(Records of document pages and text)
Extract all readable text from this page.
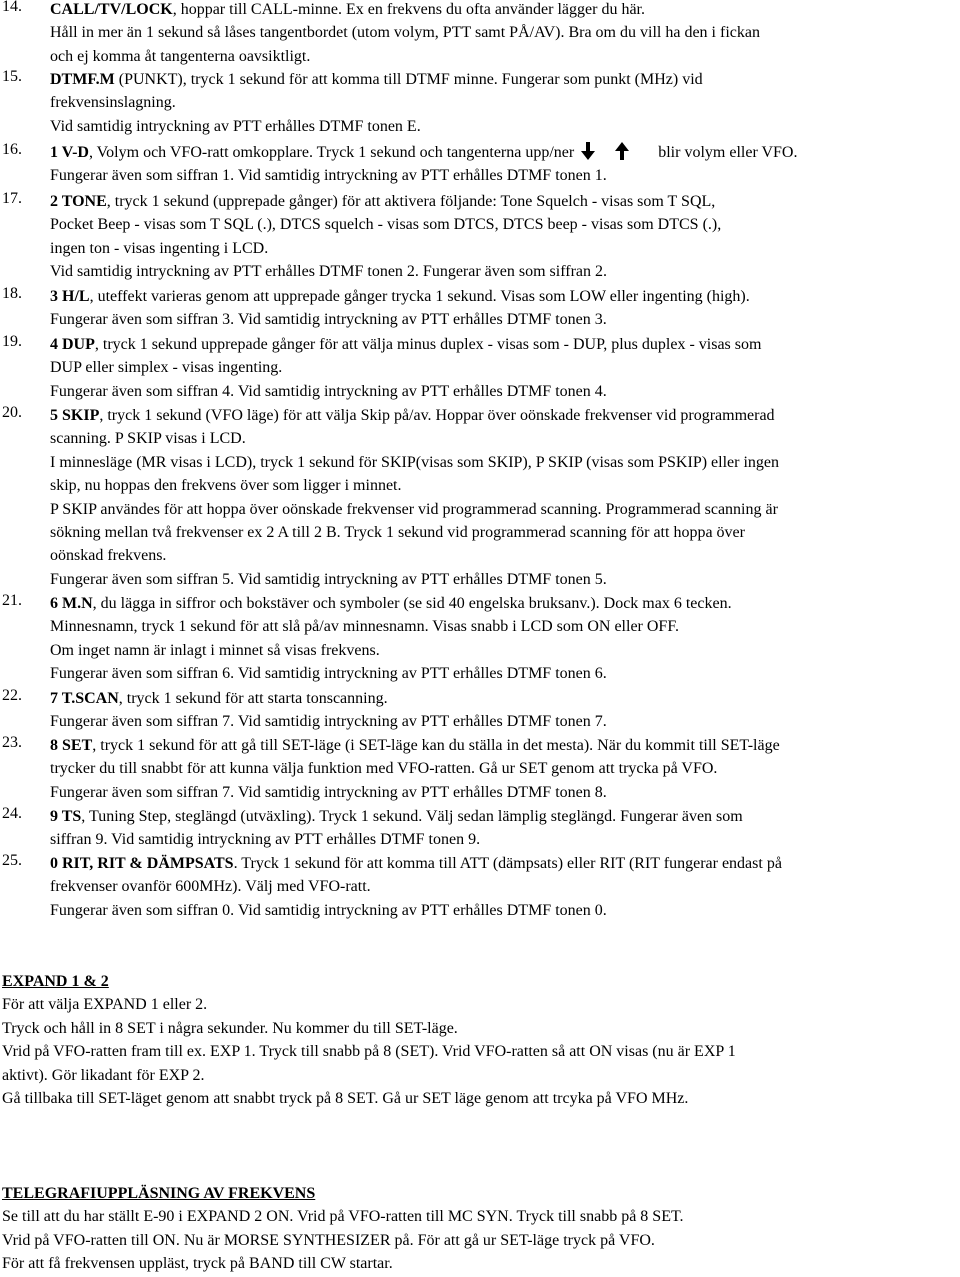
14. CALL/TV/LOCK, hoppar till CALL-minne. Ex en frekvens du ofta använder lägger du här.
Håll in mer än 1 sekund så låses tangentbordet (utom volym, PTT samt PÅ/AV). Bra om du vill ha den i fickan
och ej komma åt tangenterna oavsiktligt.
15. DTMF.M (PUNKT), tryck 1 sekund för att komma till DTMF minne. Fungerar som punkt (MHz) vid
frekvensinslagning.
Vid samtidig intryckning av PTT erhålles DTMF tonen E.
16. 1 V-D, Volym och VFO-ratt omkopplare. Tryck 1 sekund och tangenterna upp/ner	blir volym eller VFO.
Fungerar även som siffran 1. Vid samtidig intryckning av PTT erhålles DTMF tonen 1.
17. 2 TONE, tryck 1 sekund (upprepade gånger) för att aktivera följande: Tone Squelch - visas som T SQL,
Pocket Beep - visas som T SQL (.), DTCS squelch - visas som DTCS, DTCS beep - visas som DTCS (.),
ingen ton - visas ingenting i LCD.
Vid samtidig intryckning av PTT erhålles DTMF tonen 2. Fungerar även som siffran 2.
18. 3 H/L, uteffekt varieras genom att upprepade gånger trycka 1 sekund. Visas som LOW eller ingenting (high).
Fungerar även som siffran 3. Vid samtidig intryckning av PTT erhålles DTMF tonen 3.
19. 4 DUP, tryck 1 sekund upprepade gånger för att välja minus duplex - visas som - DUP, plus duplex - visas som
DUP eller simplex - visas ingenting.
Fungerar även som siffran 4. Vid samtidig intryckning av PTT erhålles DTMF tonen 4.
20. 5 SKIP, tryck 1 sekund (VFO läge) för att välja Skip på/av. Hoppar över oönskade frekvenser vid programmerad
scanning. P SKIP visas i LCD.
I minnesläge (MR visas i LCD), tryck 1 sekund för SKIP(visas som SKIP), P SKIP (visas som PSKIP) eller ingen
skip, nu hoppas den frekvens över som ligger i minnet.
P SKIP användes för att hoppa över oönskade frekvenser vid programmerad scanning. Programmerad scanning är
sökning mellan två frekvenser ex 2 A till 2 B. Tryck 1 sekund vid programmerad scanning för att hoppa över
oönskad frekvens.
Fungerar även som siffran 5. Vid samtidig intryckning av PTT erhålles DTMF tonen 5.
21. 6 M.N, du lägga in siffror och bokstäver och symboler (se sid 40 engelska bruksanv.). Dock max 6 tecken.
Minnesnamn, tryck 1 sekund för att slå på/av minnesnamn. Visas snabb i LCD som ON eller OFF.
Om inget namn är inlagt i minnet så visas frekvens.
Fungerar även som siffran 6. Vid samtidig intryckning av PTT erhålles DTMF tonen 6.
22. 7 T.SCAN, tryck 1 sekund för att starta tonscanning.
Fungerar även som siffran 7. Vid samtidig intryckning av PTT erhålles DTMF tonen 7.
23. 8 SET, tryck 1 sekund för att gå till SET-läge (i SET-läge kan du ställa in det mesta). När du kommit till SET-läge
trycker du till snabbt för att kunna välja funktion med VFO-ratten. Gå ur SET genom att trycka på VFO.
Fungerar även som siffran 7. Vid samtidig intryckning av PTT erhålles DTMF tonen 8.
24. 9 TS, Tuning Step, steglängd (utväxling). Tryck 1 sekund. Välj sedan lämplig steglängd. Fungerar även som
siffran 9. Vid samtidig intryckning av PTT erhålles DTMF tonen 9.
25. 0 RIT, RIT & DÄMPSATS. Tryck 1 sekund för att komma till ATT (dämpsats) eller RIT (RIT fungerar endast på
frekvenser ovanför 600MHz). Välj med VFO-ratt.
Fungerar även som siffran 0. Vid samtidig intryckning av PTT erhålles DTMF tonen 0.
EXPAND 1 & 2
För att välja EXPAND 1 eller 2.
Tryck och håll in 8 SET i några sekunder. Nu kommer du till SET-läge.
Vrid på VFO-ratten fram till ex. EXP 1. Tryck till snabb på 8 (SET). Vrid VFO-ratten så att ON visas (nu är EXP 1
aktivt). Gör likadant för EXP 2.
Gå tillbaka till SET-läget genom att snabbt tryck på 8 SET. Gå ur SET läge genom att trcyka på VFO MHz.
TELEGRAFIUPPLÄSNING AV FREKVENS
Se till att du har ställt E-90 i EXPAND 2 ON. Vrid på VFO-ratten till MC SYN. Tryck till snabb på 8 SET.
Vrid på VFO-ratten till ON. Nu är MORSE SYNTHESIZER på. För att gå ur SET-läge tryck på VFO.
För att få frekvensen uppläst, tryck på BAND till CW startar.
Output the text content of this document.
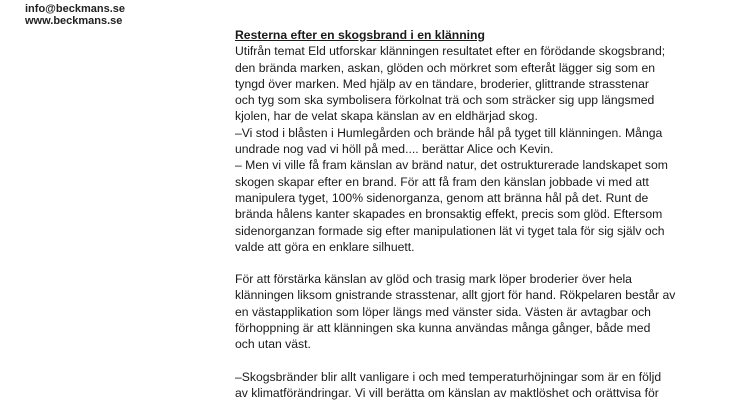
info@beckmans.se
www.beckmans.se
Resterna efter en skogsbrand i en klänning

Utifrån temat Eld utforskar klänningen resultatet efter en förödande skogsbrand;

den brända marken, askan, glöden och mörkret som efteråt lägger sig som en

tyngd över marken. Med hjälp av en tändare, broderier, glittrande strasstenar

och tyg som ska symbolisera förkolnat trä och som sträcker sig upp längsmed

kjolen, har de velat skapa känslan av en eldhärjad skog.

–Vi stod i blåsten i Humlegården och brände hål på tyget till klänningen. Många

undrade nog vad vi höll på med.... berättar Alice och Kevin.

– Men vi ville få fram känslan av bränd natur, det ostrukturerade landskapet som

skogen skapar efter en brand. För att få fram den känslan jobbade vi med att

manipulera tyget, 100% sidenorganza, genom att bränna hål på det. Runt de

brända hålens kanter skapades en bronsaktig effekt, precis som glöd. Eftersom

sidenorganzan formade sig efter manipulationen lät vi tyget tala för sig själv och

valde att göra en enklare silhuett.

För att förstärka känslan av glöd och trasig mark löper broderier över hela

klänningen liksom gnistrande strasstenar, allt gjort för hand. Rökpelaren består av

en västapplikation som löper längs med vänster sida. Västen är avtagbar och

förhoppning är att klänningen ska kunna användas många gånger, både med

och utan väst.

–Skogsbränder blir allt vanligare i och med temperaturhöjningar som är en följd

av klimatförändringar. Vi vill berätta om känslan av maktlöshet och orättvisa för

> **What is expected**
Find each line above that contains "skogsbrand", and copy those lines.

> **Task solution**
Resterna efter en skogsbrand i en klänning
Utifrån temat Eld utforskar klänningen resultatet efter en förödande skogsbrand;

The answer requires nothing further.